◆ REQUIRED TASK ◆
Format the data below as a numbered list, one line per item, and leave out any blank lines.
-- Start --
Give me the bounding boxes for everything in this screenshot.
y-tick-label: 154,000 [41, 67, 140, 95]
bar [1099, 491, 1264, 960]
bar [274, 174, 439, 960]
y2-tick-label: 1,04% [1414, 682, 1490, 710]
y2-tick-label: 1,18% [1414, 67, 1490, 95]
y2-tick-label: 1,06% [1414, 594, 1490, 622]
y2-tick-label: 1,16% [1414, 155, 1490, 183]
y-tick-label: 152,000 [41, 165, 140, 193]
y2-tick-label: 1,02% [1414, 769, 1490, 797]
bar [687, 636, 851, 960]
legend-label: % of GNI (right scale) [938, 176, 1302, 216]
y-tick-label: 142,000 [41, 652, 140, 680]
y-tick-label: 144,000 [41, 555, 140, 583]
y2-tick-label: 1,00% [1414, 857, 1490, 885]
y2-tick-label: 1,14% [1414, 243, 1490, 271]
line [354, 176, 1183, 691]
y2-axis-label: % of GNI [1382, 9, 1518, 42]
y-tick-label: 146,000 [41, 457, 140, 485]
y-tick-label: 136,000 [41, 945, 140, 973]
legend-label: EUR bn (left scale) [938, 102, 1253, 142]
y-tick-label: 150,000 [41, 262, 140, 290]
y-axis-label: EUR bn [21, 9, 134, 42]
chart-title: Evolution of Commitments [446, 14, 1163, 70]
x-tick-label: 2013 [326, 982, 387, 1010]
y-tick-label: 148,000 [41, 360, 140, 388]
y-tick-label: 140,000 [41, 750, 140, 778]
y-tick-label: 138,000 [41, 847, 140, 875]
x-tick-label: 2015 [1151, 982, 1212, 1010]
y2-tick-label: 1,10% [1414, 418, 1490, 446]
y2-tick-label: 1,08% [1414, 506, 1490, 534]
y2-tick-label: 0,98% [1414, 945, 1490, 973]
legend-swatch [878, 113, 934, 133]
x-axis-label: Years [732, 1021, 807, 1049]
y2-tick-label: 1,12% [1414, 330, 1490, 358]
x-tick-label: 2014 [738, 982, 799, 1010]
-- End --
◆ OUTPUT FOR THIS EXERCISE ◆
1. Give me the bounding boxes for everything in this screenshot.
2. y-tick-label: 154,000 [41, 67, 140, 95]
3. bar [1099, 491, 1264, 960]
4. bar [274, 174, 439, 960]
5. y2-tick-label: 1,04% [1414, 682, 1490, 710]
6. y2-tick-label: 1,18% [1414, 67, 1490, 95]
7. y2-tick-label: 1,06% [1414, 594, 1490, 622]
8. y2-tick-label: 1,16% [1414, 155, 1490, 183]
9. y-tick-label: 152,000 [41, 165, 140, 193]
10. y2-tick-label: 1,02% [1414, 769, 1490, 797]
11. bar [687, 636, 851, 960]
12. legend-label: % of GNI (right scale) [938, 176, 1302, 216]
13. y-tick-label: 142,000 [41, 652, 140, 680]
14. y-tick-label: 144,000 [41, 555, 140, 583]
15. y2-tick-label: 1,00% [1414, 857, 1490, 885]
16. y2-tick-label: 1,14% [1414, 243, 1490, 271]
17. line [354, 176, 1183, 691]
18. y2-axis-label: % of GNI [1382, 9, 1518, 42]
19. y-tick-label: 146,000 [41, 457, 140, 485]
20. y-tick-label: 136,000 [41, 945, 140, 973]
21. legend-label: EUR bn (left scale) [938, 102, 1253, 142]
22. y-tick-label: 150,000 [41, 262, 140, 290]
23. y-axis-label: EUR bn [21, 9, 134, 42]
24. chart-title: Evolution of Commitments [446, 14, 1163, 70]
25. x-tick-label: 2013 [326, 982, 387, 1010]
26. y-tick-label: 148,000 [41, 360, 140, 388]
27. y-tick-label: 140,000 [41, 750, 140, 778]
28. y-tick-label: 138,000 [41, 847, 140, 875]
29. x-tick-label: 2015 [1151, 982, 1212, 1010]
30. y2-tick-label: 1,10% [1414, 418, 1490, 446]
31. y2-tick-label: 1,08% [1414, 506, 1490, 534]
32. y2-tick-label: 0,98% [1414, 945, 1490, 973]
33. legend-swatch [878, 113, 934, 133]
34. x-axis-label: Years [732, 1021, 807, 1049]
35. y2-tick-label: 1,12% [1414, 330, 1490, 358]
36. x-tick-label: 2014 [738, 982, 799, 1010]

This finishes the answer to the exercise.